--- start GIVEN DATA ---

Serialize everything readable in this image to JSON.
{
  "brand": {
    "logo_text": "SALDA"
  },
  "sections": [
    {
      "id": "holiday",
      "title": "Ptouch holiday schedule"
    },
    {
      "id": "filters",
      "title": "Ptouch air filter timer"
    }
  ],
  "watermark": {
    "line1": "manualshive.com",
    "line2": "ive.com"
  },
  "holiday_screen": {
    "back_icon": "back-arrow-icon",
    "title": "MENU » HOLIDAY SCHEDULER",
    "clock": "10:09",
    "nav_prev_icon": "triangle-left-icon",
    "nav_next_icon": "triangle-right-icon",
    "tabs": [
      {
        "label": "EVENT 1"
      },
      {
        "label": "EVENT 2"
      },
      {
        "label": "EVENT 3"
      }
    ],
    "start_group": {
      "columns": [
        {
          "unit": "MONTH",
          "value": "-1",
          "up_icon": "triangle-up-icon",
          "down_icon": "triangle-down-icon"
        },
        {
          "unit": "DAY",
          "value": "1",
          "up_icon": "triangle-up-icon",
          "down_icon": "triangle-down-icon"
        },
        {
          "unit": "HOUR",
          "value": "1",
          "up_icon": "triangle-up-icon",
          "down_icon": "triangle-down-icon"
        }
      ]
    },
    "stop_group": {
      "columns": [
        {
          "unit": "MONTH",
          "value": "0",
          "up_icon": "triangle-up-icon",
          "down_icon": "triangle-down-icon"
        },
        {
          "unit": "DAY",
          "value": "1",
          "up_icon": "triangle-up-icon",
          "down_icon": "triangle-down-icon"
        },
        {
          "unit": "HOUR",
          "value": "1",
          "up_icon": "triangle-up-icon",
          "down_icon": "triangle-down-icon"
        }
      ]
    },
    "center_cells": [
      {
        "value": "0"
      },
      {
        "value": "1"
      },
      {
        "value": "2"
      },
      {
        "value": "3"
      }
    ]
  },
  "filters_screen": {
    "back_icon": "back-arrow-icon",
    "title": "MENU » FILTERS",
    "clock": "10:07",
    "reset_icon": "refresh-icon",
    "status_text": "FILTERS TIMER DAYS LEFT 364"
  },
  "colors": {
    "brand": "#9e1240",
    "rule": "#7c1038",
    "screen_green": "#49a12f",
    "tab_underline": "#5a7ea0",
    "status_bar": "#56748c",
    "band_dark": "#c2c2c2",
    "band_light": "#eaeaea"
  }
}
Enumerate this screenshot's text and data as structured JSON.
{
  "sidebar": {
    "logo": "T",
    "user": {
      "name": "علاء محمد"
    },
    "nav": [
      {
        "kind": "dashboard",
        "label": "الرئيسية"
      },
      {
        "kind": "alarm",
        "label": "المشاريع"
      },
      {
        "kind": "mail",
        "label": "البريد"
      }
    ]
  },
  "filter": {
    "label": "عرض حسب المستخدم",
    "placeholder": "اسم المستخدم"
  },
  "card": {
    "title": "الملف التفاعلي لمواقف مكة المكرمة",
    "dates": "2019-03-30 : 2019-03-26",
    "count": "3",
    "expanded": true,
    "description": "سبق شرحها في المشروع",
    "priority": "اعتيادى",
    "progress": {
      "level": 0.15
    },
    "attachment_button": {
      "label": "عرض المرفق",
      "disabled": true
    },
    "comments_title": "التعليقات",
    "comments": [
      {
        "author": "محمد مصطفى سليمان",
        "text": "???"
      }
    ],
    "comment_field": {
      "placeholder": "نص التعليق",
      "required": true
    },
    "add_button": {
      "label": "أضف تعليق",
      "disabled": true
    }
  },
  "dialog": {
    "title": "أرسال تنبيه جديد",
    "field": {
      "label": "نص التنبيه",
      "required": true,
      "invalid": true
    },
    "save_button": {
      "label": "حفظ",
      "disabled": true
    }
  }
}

--- end GIVEN DATA ---

» YOUR OBJECTIVE: Print out every record again, exactly and in full.

» EXERCISE RESULT:
Serialize everything readable in this image to JSON.
{
  "brand": {
    "logo_text": "SALDA"
  },
  "sections": [
    {
      "id": "holiday",
      "title": "Ptouch holiday schedule"
    },
    {
      "id": "filters",
      "title": "Ptouch air filter timer"
    }
  ],
  "watermark": {
    "line1": "manualshive.com",
    "line2": "ive.com"
  },
  "holiday_screen": {
    "back_icon": "back-arrow-icon",
    "title": "MENU » HOLIDAY SCHEDULER",
    "clock": "10:09",
    "nav_prev_icon": "triangle-left-icon",
    "nav_next_icon": "triangle-right-icon",
    "tabs": [
      {
        "label": "EVENT 1"
      },
      {
        "label": "EVENT 2"
      },
      {
        "label": "EVENT 3"
      }
    ],
    "start_group": {
      "columns": [
        {
          "unit": "MONTH",
          "value": "-1",
          "up_icon": "triangle-up-icon",
          "down_icon": "triangle-down-icon"
        },
        {
          "unit": "DAY",
          "value": "1",
          "up_icon": "triangle-up-icon",
          "down_icon": "triangle-down-icon"
        },
        {
          "unit": "HOUR",
          "value": "1",
          "up_icon": "triangle-up-icon",
          "down_icon": "triangle-down-icon"
        }
      ]
    },
    "stop_group": {
      "columns": [
        {
          "unit": "MONTH",
          "value": "0",
          "up_icon": "triangle-up-icon",
          "down_icon": "triangle-down-icon"
        },
        {
          "unit": "DAY",
          "value": "1",
          "up_icon": "triangle-up-icon",
          "down_icon": "triangle-down-icon"
        },
        {
          "unit": "HOUR",
          "value": "1",
          "up_icon": "triangle-up-icon",
          "down_icon": "triangle-down-icon"
        }
      ]
    },
    "center_cells": [
      {
        "value": "0"
      },
      {
        "value": "1"
      },
      {
        "value": "2"
      },
      {
        "value": "3"
      }
    ]
  },
  "filters_screen": {
    "back_icon": "back-arrow-icon",
    "title": "MENU » FILTERS",
    "clock": "10:07",
    "reset_icon": "refresh-icon",
    "status_text": "FILTERS TIMER DAYS LEFT 364"
  },
  "colors": {
    "brand": "#9e1240",
    "rule": "#7c1038",
    "screen_green": "#49a12f",
    "tab_underline": "#5a7ea0",
    "status_bar": "#56748c",
    "band_dark": "#c2c2c2",
    "band_light": "#eaeaea"
  }
}
Enumerate this screenshot's text and data as structured JSON.
{
  "sidebar": {
    "logo": "T",
    "user": {
      "name": "علاء محمد"
    },
    "nav": [
      {
        "kind": "dashboard",
        "label": "الرئيسية"
      },
      {
        "kind": "alarm",
        "label": "المشاريع"
      },
      {
        "kind": "mail",
        "label": "البريد"
      }
    ]
  },
  "filter": {
    "label": "عرض حسب المستخدم",
    "placeholder": "اسم المستخدم"
  },
  "card": {
    "title": "الملف التفاعلي لمواقف مكة المكرمة",
    "dates": "2019-03-30 : 2019-03-26",
    "count": "3",
    "expanded": true,
    "description": "سبق شرحها في المشروع",
    "priority": "اعتيادى",
    "progress": {
      "level": 0.15
    },
    "attachment_button": {
      "label": "عرض المرفق",
      "disabled": true
    },
    "comments_title": "التعليقات",
    "comments": [
      {
        "author": "محمد مصطفى سليمان",
        "text": "???"
      }
    ],
    "comment_field": {
      "placeholder": "نص التعليق",
      "required": true
    },
    "add_button": {
      "label": "أضف تعليق",
      "disabled": true
    }
  },
  "dialog": {
    "title": "أرسال تنبيه جديد",
    "field": {
      "label": "نص التنبيه",
      "required": true,
      "invalid": true
    },
    "save_button": {
      "label": "حفظ",
      "disabled": true
    }
  }
}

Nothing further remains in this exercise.